## TÂCHE À RÉALISER
Réécris toutes les lignes ci-dessous en remplaçant « data-point » par « marker », sans rien modifier d'autre.
'''
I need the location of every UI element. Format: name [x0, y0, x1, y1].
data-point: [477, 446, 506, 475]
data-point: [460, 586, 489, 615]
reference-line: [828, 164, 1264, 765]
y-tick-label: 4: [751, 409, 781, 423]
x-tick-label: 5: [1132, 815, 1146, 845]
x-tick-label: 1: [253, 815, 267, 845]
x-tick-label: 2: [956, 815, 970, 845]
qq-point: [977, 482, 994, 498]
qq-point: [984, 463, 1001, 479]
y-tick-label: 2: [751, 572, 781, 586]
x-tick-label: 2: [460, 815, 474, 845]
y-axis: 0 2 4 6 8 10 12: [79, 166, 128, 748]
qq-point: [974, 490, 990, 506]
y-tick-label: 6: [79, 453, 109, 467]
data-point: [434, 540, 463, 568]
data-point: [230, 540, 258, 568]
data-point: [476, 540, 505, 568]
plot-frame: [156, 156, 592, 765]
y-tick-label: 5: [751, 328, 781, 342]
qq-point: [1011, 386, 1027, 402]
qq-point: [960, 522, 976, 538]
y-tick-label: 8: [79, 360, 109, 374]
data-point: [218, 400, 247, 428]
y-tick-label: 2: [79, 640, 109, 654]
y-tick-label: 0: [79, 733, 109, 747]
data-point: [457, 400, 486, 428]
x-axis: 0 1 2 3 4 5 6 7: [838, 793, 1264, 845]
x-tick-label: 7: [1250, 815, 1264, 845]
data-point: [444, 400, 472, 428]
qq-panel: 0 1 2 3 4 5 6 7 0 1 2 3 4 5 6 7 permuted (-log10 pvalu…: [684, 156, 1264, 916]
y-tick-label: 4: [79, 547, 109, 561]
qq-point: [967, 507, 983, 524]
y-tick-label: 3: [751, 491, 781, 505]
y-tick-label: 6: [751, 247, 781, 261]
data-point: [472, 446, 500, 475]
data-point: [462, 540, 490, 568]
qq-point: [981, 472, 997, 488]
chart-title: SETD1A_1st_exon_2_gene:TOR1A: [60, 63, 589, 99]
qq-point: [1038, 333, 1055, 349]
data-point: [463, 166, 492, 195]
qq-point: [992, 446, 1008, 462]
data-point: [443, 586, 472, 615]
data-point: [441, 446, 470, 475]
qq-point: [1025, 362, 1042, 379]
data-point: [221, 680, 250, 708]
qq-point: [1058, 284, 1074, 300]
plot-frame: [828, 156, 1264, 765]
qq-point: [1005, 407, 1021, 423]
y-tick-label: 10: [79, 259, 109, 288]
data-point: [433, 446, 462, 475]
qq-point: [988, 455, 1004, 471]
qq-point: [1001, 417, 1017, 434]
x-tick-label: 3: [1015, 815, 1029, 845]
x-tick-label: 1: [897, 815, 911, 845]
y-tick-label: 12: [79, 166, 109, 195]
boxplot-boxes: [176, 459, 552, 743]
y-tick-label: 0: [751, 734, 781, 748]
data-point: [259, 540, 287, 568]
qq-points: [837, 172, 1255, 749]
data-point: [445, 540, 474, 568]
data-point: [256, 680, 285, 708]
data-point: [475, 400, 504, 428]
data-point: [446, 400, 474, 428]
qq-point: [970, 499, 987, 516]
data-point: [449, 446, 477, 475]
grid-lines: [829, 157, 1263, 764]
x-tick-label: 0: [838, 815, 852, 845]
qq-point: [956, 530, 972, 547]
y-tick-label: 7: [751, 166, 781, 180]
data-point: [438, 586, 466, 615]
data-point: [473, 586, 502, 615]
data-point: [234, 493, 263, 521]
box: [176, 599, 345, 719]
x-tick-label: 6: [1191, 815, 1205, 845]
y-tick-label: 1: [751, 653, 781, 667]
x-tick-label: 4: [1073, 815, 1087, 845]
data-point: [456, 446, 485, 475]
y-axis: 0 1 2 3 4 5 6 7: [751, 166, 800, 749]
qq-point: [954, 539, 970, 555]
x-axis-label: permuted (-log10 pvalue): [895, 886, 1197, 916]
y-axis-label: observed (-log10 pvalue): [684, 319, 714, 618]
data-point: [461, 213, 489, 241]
'''
## RÉPONSE FINALE
I need the location of every UI element. Format: name [x0, y0, x1, y1].
marker: [477, 446, 506, 475]
marker: [460, 586, 489, 615]
reference-line: [828, 164, 1264, 765]
y-tick-label: 4: [751, 409, 781, 423]
x-tick-label: 5: [1132, 815, 1146, 845]
x-tick-label: 1: [253, 815, 267, 845]
x-tick-label: 2: [956, 815, 970, 845]
qq-point: [977, 482, 994, 498]
qq-point: [984, 463, 1001, 479]
y-tick-label: 2: [751, 572, 781, 586]
x-tick-label: 2: [460, 815, 474, 845]
y-axis: 0 2 4 6 8 10 12: [79, 166, 128, 748]
qq-point: [974, 490, 990, 506]
y-tick-label: 6: [79, 453, 109, 467]
marker: [434, 540, 463, 568]
marker: [230, 540, 258, 568]
marker: [476, 540, 505, 568]
plot-frame: [156, 156, 592, 765]
y-tick-label: 5: [751, 328, 781, 342]
qq-point: [1011, 386, 1027, 402]
qq-point: [960, 522, 976, 538]
y-tick-label: 8: [79, 360, 109, 374]
marker: [218, 400, 247, 428]
y-tick-label: 2: [79, 640, 109, 654]
y-tick-label: 0: [79, 733, 109, 747]
marker: [457, 400, 486, 428]
x-axis: 0 1 2 3 4 5 6 7: [838, 793, 1264, 845]
x-tick-label: 7: [1250, 815, 1264, 845]
marker: [444, 400, 472, 428]
qq-panel: 0 1 2 3 4 5 6 7 0 1 2 3 4 5 6 7 permuted (-log10 pvalu…: [684, 156, 1264, 916]
y-tick-label: 4: [79, 547, 109, 561]
qq-point: [967, 507, 983, 524]
y-tick-label: 3: [751, 491, 781, 505]
y-tick-label: 6: [751, 247, 781, 261]
marker: [472, 446, 500, 475]
marker: [462, 540, 490, 568]
qq-point: [981, 472, 997, 488]
chart-title: SETD1A_1st_exon_2_gene:TOR1A: [60, 63, 589, 99]
qq-point: [1038, 333, 1055, 349]
marker: [463, 166, 492, 195]
qq-point: [992, 446, 1008, 462]
marker: [443, 586, 472, 615]
marker: [441, 446, 470, 475]
qq-point: [1025, 362, 1042, 379]
marker: [221, 680, 250, 708]
qq-point: [1058, 284, 1074, 300]
plot-frame: [828, 156, 1264, 765]
qq-point: [1005, 407, 1021, 423]
y-tick-label: 10: [79, 259, 109, 288]
marker: [433, 446, 462, 475]
qq-point: [988, 455, 1004, 471]
qq-point: [1001, 417, 1017, 434]
x-tick-label: 3: [1015, 815, 1029, 845]
x-tick-label: 1: [897, 815, 911, 845]
y-tick-label: 12: [79, 166, 109, 195]
boxplot-boxes: [176, 459, 552, 743]
y-tick-label: 0: [751, 734, 781, 748]
marker: [259, 540, 287, 568]
qq-points: [837, 172, 1255, 749]
marker: [445, 540, 474, 568]
marker: [256, 680, 285, 708]
marker: [475, 400, 504, 428]
marker: [446, 400, 474, 428]
qq-point: [970, 499, 987, 516]
marker: [449, 446, 477, 475]
grid-lines: [829, 157, 1263, 764]
x-tick-label: 0: [838, 815, 852, 845]
qq-point: [956, 530, 972, 547]
y-tick-label: 7: [751, 166, 781, 180]
marker: [438, 586, 466, 615]
marker: [473, 586, 502, 615]
marker: [234, 493, 263, 521]
box: [176, 599, 345, 719]
x-tick-label: 6: [1191, 815, 1205, 845]
y-tick-label: 1: [751, 653, 781, 667]
x-tick-label: 4: [1073, 815, 1087, 845]
marker: [456, 446, 485, 475]
y-axis: 0 1 2 3 4 5 6 7: [751, 166, 800, 749]
qq-point: [954, 539, 970, 555]
x-axis-label: permuted (-log10 pvalue): [895, 886, 1197, 916]
y-axis-label: observed (-log10 pvalue): [684, 319, 714, 618]
marker: [461, 213, 489, 241]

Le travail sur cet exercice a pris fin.